Written task
Extract the lines of the data from the line with "series-line [87,94,752,886]" to the line with "legend-label: 5 m [802,117,827,132]", both included, and copy them without any change.

— begin The records —

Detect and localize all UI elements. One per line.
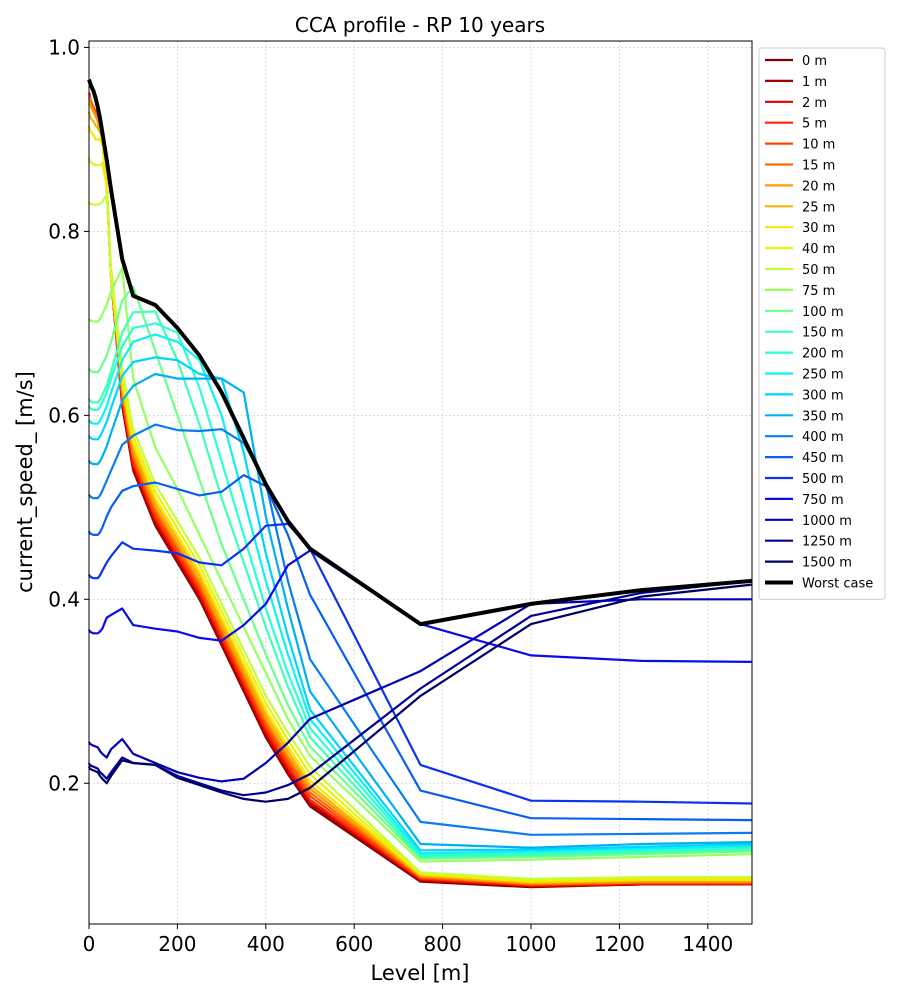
series-line [87,94,752,886]
series-line [87,598,752,783]
legend-label: 1500 m [802,556,852,571]
x-axis-label: Level [m] [371,961,470,985]
x-tick-label: 200 [158,932,196,956]
legend-label: 40 m [802,242,835,257]
legend-label: 250 m [802,368,844,383]
legend-label: 200 m [802,347,844,362]
legend-label: 1 m [802,75,827,90]
x-tick-label: 1000 [506,932,557,956]
series-line [87,193,752,881]
legend-label: 1000 m [802,514,852,529]
y-axis-ticks: 0.2 0.4 0.6 0.8 1.0 [48,35,89,795]
legend-label: 0 m [802,54,827,69]
legend-label: 5 m [802,117,827,132]
plot-frame [88,40,753,925]
legend-label: 100 m [802,305,844,320]
x-tick-label: 0 [83,932,96,956]
legend-label: 20 m [802,179,835,194]
legend-label: 350 m [802,409,844,424]
legend-label: 50 m [802,263,835,278]
series-lines [87,78,753,889]
x-axis-ticks: 0 200 400 600 800 1000 1200 1400 [83,924,733,956]
legend-label: 400 m [802,430,844,445]
chart-title: CCA profile - RP 10 years [295,13,545,37]
legend-label: 1250 m [802,535,852,550]
legend-label: 300 m [802,388,844,403]
x-tick-label: 800 [424,932,462,956]
x-tick-label: 600 [335,932,373,956]
legend-label: 15 m [802,159,835,174]
series-line [87,423,753,836]
x-tick-label: 400 [247,932,285,956]
y-axis-label: current_speed_ [m/s] [13,371,38,593]
y-tick-label: 0.6 [48,403,80,427]
legend-label: 75 m [802,284,835,299]
legend-label: 750 m [802,493,844,508]
y-tick-label: 0.4 [48,587,80,611]
series-line [87,111,752,884]
legend-label: 30 m [802,221,835,236]
series-line [87,267,753,863]
legend-label: 500 m [802,472,844,487]
legend-label: 2 m [802,96,827,111]
series-line [87,474,753,822]
series-line [87,322,753,857]
legend-label: 10 m [802,138,835,153]
series-line [87,372,753,849]
series-line [87,356,753,852]
series-line [87,78,753,627]
legend-label: 150 m [802,326,844,341]
legend: 0 m 1 m 2 m 5 m 10 m 15 m 20 m 25 m 30 m 40 m 50 m… [758,47,886,600]
y-tick-label: 1.0 [48,35,80,59]
legend-label: Worst case [802,577,873,592]
x-tick-label: 1400 [682,932,733,956]
legend-label: 450 m [802,451,844,466]
series-line [87,125,752,883]
y-tick-label: 0.8 [48,219,80,243]
y-tick-label: 0.2 [48,771,80,795]
legend-label: 25 m [802,200,835,215]
x-tick-label: 1200 [594,932,645,956]
series-line [87,310,753,859]
series-line [87,583,753,803]
series-line [87,285,753,860]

— end The records —

Response to this task
series-line [87,94,752,886]
series-line [87,598,752,783]
legend-label: 1500 m [802,556,852,571]
x-axis-label: Level [m] [371,961,470,985]
x-tick-label: 200 [158,932,196,956]
legend-label: 40 m [802,242,835,257]
legend-label: 250 m [802,368,844,383]
legend-label: 200 m [802,347,844,362]
legend-label: 1 m [802,75,827,90]
x-tick-label: 1000 [506,932,557,956]
series-line [87,193,752,881]
legend-label: 1000 m [802,514,852,529]
y-axis-ticks: 0.2 0.4 0.6 0.8 1.0 [48,35,89,795]
legend-label: 0 m [802,54,827,69]
legend-label: 5 m [802,117,827,132]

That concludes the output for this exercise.